━━ TESTO DA LEGGERE ━━

Fra le altre cose nel corso del convegno è stato illustrato l’esempio del museo Tattile Omero di Ancona dove i visitatori sono abilitati e anche invitati a conoscere l’arte toccando in senso letterale alcune riproduzioni di opere originali e altre opere fatte apposta dagli artisti per essere fruite attraverso il tatto. In questo caso siamo di fronte a un’esperienza con il corpo diversa, a un altro modo di sentire l’arte all’interno del museo. I visitatori dormono o fanno un picnic davanti a un’opera d’arte, si organizzano degli incontri davanti ad essa e si innescano discussioni, insomma il museo diventa anche un luogo di apprendimento e un’occasione per esplorare tematiche differenti da quelle del museo stesso.

La cultura, oggi, è sempre più una sorta di Frankenstein, è fatta di tante piccole cose, di “pezzi” presi da campi differenti

In termini di sperimentazione e innovazione qual è lo stato dell’arte dei contesti museali in Trentino-Alto Adige?

Crediamo che il terreno sia fertile. Ci sono ad esempio molte aspettative intorno al direttore del Museion di Bolzano, Bart van der Heide, che è molto interessato ai nuovi “incroci” nei musei, ai confronti, pur mantenendo le specificità della disciplina.
La cultura, oggi, è sempre più una sorta di Frankenstein, è fatta di tante piccole cose, di “pezzi” presi da campi differenti. O perlomeno il design, che è la nostra area di competenza, è sempre di più così, parte dall’oggetto per poi sondare altre direzioni fra cui quella dell’educazione e dei modi di educare.

━━━

__DOMANDE__
• 1. Traduci in inglese questa frase del testo sui musei: "In questo caso siamo di fronte a un’esperienza con il corpo diversa, a un altro modo di sentire l’arte all’interno del museo."
• 2. Prosegui il testo sui musei a partire dal punto in cui si interrompe.

━━ DATI FORNITI ━━

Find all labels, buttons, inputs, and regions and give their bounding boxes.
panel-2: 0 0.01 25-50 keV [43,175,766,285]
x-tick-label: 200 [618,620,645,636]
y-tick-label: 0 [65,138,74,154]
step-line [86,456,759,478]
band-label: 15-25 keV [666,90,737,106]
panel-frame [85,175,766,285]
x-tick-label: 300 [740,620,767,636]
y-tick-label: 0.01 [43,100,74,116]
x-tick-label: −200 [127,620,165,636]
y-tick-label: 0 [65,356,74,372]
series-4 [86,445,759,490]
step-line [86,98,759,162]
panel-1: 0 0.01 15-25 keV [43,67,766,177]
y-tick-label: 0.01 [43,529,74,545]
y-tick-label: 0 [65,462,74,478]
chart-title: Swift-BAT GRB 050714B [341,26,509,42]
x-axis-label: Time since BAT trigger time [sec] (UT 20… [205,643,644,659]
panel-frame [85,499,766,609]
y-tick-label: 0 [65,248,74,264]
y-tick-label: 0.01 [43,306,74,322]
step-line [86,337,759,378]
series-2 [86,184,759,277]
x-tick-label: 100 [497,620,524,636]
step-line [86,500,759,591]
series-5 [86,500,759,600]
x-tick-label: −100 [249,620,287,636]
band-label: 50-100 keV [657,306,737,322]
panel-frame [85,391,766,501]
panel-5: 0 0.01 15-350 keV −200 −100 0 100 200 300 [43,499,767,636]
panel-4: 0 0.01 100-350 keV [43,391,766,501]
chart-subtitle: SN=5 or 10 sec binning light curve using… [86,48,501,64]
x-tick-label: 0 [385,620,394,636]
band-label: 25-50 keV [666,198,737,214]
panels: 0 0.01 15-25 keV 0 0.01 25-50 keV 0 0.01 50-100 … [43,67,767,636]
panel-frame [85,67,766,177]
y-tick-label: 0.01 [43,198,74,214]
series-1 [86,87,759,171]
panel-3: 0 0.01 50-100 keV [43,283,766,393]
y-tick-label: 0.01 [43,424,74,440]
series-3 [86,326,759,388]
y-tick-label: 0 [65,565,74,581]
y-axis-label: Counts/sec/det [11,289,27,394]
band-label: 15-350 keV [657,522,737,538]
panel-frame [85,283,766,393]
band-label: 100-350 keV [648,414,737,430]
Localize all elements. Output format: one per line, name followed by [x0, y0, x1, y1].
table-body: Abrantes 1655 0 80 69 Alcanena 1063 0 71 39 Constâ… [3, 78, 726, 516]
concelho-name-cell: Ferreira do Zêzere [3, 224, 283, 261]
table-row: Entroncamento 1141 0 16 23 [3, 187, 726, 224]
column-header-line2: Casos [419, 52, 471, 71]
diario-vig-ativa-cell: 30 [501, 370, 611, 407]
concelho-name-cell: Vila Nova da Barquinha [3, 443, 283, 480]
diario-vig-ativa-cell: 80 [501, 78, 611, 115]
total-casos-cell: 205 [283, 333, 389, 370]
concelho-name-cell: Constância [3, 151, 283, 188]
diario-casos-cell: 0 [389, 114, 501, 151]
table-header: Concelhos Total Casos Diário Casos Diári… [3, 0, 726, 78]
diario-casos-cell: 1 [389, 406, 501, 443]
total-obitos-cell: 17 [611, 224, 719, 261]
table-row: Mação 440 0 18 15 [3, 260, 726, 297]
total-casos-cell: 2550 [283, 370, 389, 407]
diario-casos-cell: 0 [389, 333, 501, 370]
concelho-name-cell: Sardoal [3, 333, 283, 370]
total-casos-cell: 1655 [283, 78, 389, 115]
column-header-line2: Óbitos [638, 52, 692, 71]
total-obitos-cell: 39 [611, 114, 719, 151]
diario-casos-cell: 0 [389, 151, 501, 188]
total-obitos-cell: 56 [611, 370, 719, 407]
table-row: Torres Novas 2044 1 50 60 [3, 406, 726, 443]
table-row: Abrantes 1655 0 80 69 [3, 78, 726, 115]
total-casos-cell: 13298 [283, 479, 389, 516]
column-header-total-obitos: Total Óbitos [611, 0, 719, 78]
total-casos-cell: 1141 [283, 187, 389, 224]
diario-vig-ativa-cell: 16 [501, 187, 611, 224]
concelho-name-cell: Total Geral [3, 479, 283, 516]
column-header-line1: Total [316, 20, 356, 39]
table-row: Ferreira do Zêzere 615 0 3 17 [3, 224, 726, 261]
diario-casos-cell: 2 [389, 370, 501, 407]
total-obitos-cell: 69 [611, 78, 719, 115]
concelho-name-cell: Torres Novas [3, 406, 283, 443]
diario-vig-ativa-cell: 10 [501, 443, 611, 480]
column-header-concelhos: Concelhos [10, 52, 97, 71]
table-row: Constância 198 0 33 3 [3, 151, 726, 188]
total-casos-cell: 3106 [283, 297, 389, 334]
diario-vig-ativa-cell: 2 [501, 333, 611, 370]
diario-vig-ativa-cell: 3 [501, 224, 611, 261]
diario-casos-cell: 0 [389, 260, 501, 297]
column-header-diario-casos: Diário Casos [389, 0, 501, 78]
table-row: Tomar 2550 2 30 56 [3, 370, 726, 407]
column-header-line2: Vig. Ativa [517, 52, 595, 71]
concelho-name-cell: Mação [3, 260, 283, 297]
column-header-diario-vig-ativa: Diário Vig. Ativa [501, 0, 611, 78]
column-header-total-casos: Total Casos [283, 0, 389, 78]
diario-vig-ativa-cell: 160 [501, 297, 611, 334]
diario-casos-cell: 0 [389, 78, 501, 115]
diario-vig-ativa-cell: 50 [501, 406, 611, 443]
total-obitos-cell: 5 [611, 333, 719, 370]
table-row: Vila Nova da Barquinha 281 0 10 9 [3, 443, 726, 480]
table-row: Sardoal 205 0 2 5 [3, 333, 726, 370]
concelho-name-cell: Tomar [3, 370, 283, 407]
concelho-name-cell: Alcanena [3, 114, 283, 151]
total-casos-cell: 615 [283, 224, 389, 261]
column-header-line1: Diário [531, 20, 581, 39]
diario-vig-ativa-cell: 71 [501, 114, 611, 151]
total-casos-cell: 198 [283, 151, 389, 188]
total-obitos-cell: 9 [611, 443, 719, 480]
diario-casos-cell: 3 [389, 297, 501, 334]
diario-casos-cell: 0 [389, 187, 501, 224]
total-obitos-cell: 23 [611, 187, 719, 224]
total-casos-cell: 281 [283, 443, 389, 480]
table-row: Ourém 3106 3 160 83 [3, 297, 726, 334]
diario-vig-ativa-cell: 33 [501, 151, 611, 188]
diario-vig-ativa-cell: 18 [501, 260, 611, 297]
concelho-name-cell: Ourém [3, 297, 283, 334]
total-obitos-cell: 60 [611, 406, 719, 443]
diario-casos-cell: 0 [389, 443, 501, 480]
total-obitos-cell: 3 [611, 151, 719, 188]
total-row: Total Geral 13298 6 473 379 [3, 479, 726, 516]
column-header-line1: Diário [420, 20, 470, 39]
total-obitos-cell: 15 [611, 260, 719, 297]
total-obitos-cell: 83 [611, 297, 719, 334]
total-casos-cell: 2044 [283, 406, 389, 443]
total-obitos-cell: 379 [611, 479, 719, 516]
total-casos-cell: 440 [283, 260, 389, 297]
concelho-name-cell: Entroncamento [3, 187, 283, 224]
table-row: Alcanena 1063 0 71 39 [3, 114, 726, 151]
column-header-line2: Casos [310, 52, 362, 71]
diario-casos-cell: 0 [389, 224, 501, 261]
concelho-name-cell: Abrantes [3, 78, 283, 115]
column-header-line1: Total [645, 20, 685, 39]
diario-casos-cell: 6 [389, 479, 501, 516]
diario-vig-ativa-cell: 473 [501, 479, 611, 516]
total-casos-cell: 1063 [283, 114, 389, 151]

━━━

__RISPOSTE__
• 1. In this case we are facing a different experience with the body, another way of feeling art inside the museum.

• 2.
E come può il design esercitare con maggiore consapevolezza la funzione educativa in futuro?

Il design è una disciplina in continua evoluzione, è difficile dire “il design è…” o “il design fa…”. Non è certamente solo il disegno degli oggetti ma molto altro, è trovare ad esempio il modo di comunicare quel disegno, anche ai bambini, e poi ha in sé l’idea stessa di connessione con le persone. Il design e i designer, del resto, sono diventati i protagonisti della scena della cultura contemporanea proprio per questa capacità di ibridarsi e parlare lingue differenti.

 

In tutto questo ha un ruolo considerevole anche il digitale. L’impossibilità di lavorare durante il picco della pandemia, con i musei (luoghi “fisici” per antonomasia) chiusi e l’assenza di pubblico, ha portato a sperimentare di più le opportunità offerte dal mondo tech così come, in scala, è successo nel mondo dell’istruzione.

Il digitale ci dà grande supporto, ma dobbiamo tenere a mente che è uno strumento, non deve essere il fine altrimenti si va fuori strada. La scuola è un luogo di incontro, in continuo cambiamento, e dove c’è bisogno di empatia, tutto diventa complicato se si è schermati da un video. La pandemia è stata un disastro anche dal punto di vista della formazione, specie, va da sé, per le discipline in cui la pratica è fondamentale. Come facciamo, per esempio, a far percepire agli studenti di design la piega di un foglio? Come facciamo a fare un disegno se non abbiamo la materia, se non sentiamo la matita che scorre sulla carta? A distanza tutto è filtrato, posto che l’approccio online non è da considerarsi negativo in toto, anzi.

E con il “fattore virtuale” ci sarà, a vostro avviso, un cambio di paradigma nella fruizione museale? Si cementeranno nuovi modi di vivere l’esperienza dell’arte?

Andremo incontro a grandi rivoluzioni tecnologiche, ci ritroveremo magari virtualmente dentro un museo potendolo “toccare”. Il rapporto tra empatia e tecnologia sarà determinante.

Quali sono, infine, le maggiori criticità del settore educativo?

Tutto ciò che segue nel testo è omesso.